Repeat the records from the line containing "- bullet-icon: •: [72, 166, 79, 190]" through the line containing "- copyright-footer: ©", reproducing each line without any change.
-------- PROVIDED INFORMATION --------
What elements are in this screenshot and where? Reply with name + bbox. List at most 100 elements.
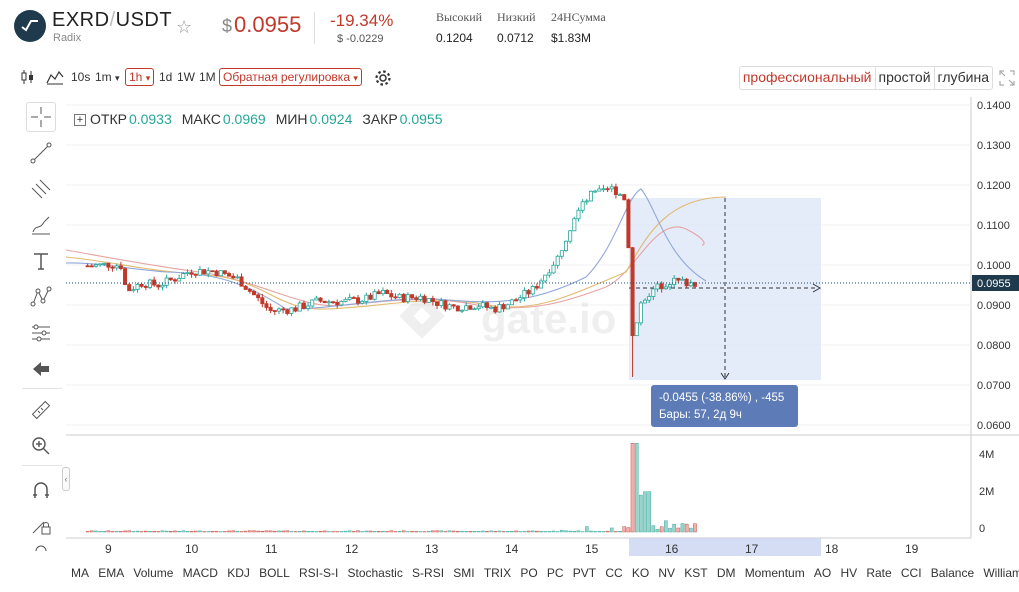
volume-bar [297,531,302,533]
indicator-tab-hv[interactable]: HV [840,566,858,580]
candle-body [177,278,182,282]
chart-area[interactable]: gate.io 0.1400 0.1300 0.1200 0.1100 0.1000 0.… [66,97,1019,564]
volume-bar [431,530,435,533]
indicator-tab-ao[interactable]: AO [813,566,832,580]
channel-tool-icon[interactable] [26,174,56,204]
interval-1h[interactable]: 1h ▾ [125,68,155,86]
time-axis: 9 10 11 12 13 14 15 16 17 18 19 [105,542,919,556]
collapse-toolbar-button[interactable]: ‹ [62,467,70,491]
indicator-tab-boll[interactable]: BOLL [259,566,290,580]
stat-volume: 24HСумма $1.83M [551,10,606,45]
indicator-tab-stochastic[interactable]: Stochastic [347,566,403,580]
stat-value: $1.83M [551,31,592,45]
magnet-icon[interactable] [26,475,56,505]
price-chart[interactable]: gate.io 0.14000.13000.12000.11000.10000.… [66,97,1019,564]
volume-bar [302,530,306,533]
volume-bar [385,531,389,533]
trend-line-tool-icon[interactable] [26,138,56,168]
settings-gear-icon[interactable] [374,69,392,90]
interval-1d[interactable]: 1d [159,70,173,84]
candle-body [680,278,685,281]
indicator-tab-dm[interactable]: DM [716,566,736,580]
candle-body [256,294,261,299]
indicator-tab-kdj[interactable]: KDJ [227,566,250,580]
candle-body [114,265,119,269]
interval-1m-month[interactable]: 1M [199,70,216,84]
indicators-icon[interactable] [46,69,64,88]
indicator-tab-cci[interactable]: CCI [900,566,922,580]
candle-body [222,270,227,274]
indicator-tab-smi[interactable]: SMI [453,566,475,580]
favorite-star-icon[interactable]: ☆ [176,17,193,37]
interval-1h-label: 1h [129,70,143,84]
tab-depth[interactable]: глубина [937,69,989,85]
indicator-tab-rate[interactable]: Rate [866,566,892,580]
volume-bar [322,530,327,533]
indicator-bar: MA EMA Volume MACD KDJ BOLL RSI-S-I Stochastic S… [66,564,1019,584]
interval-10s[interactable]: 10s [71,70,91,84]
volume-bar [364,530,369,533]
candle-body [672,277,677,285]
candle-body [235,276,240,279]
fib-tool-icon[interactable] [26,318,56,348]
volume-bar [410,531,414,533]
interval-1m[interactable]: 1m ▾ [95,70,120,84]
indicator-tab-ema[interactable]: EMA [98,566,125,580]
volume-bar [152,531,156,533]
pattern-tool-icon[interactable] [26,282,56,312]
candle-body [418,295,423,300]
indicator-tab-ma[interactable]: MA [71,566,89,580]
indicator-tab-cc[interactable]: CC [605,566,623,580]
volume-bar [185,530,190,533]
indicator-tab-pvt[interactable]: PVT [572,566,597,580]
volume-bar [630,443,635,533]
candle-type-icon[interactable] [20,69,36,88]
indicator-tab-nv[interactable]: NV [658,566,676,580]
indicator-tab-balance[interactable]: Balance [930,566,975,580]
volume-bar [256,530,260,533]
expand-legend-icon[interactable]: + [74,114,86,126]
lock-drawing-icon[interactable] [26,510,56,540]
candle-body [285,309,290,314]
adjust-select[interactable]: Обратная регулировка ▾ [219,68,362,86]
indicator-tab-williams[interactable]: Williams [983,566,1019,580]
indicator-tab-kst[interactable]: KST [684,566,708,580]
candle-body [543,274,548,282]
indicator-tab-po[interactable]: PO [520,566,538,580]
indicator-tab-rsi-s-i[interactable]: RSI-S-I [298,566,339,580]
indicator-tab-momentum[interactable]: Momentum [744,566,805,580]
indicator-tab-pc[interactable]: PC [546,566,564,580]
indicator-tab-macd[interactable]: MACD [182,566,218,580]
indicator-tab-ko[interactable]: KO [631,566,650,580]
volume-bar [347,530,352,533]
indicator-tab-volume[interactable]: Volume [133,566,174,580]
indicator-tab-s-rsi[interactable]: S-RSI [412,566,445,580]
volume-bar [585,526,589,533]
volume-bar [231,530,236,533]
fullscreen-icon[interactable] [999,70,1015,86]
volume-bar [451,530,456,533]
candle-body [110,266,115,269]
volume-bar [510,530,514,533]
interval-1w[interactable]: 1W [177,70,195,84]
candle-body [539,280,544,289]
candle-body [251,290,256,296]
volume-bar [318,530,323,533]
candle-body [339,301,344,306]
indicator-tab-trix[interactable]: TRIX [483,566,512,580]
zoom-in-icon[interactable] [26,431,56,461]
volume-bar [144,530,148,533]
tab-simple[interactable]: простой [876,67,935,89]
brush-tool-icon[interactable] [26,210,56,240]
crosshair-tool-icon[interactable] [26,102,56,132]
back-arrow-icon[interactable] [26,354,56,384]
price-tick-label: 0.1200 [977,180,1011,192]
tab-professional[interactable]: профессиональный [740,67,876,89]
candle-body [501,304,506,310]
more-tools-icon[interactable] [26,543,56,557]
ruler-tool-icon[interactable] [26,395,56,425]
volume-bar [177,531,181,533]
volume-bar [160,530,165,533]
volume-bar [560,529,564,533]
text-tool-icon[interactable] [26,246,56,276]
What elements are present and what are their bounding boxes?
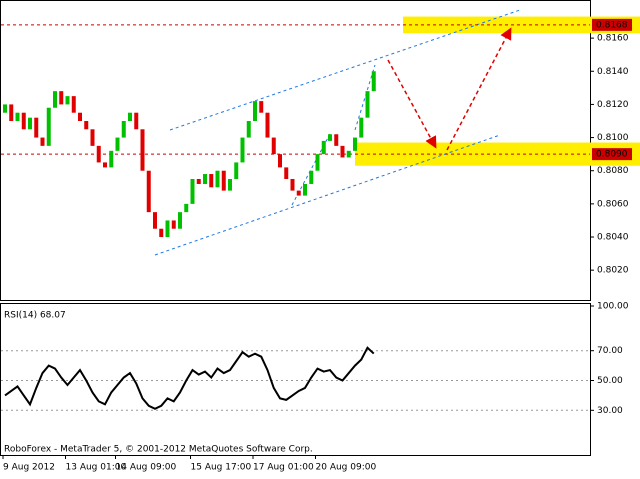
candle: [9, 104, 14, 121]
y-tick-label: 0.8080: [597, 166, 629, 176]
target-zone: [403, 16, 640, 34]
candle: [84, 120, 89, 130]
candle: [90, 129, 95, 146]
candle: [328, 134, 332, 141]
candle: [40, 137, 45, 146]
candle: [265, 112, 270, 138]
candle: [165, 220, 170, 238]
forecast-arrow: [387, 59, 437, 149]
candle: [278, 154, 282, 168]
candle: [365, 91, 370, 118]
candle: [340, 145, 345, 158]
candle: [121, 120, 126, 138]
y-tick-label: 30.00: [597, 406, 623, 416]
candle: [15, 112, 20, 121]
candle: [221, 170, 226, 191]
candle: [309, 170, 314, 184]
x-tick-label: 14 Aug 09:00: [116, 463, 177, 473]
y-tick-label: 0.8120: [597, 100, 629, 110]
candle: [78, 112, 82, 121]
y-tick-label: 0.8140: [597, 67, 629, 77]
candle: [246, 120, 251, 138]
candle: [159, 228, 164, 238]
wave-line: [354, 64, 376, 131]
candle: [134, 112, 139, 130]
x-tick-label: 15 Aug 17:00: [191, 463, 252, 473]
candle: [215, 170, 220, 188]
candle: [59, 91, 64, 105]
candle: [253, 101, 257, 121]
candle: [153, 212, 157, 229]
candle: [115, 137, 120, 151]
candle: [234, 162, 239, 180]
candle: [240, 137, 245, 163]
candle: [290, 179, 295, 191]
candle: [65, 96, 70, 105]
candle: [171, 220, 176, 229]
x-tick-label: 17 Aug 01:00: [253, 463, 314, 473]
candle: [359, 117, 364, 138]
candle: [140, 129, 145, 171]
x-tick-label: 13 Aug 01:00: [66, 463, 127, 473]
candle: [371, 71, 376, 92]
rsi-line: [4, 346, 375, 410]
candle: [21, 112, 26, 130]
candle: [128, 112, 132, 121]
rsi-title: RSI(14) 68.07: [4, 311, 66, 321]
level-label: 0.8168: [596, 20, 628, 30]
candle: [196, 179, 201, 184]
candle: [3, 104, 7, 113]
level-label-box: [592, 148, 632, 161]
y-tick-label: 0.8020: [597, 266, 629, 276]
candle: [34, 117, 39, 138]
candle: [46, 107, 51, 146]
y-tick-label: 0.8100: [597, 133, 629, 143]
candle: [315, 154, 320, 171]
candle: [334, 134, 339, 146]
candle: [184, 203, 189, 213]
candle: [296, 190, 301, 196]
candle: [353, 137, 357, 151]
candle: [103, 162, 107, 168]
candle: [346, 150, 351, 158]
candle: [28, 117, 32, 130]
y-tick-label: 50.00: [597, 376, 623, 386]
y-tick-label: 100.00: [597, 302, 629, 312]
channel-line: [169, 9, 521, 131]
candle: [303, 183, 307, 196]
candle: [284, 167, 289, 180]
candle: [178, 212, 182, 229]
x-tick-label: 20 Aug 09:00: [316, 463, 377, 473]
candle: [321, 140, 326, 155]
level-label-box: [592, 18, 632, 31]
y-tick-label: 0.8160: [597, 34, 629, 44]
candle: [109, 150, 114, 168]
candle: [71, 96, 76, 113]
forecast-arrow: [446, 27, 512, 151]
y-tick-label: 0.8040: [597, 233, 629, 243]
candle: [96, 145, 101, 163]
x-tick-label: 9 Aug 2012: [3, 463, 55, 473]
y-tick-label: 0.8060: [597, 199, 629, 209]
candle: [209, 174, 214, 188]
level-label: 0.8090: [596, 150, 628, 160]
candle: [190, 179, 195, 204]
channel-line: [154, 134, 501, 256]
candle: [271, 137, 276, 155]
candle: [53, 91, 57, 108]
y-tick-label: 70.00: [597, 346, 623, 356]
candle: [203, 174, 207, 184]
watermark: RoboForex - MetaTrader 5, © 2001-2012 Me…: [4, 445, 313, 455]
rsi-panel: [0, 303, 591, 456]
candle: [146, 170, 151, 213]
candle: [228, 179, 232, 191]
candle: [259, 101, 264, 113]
--------
-------- PROVIDED INFORMATION --------
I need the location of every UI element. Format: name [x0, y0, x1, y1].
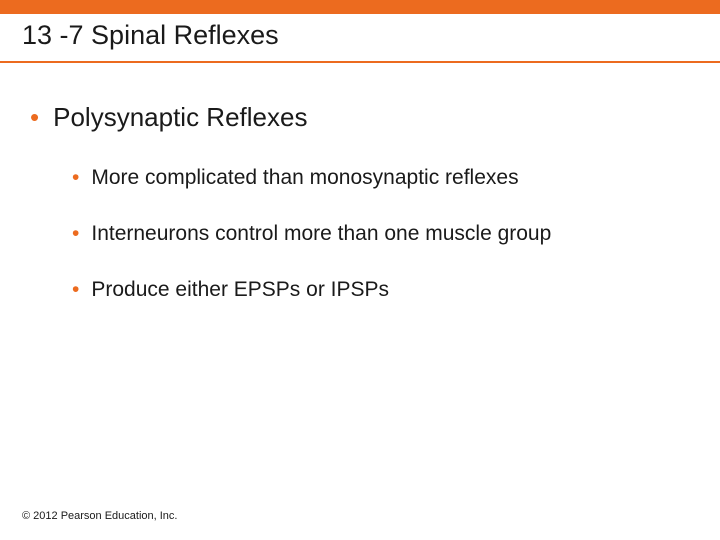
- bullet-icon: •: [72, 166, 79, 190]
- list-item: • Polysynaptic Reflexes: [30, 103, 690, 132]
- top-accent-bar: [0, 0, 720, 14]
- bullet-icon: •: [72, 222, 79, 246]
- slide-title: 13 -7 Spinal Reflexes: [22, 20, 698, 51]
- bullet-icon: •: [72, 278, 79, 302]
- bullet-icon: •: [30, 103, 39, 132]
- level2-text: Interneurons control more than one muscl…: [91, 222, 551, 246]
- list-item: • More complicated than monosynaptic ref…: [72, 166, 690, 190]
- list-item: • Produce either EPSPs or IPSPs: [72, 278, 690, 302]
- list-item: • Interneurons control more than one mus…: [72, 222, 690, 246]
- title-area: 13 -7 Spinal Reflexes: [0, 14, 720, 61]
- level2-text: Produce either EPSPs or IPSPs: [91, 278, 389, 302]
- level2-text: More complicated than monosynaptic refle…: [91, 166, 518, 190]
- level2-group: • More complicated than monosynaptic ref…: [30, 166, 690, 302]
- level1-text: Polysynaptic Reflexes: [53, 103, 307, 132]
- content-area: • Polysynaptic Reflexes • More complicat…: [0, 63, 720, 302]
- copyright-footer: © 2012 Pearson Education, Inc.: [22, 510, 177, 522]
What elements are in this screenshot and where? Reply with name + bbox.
--------
**RIGHT ANSWER**
- bullet-icon: •: [72, 166, 79, 190]
- list-item: • Polysynaptic Reflexes: [30, 103, 690, 132]
- top-accent-bar: [0, 0, 720, 14]
- bullet-icon: •: [72, 222, 79, 246]
- slide-title: 13 -7 Spinal Reflexes: [22, 20, 698, 51]
- bullet-icon: •: [72, 278, 79, 302]
- bullet-icon: •: [30, 103, 39, 132]
- level2-text: Interneurons control more than one muscl…: [91, 222, 551, 246]
- list-item: • More complicated than monosynaptic ref…: [72, 166, 690, 190]
- list-item: • Produce either EPSPs or IPSPs: [72, 278, 690, 302]
- list-item: • Interneurons control more than one mus…: [72, 222, 690, 246]
- title-area: 13 -7 Spinal Reflexes: [0, 14, 720, 61]
- level2-text: Produce either EPSPs or IPSPs: [91, 278, 389, 302]
- level2-text: More complicated than monosynaptic refle…: [91, 166, 518, 190]
- level2-group: • More complicated than monosynaptic ref…: [30, 166, 690, 302]
- level1-text: Polysynaptic Reflexes: [53, 103, 307, 132]
- content-area: • Polysynaptic Reflexes • More complicat…: [0, 63, 720, 302]
- copyright-footer: © 2012 Pearson Education, Inc.: [22, 510, 177, 522]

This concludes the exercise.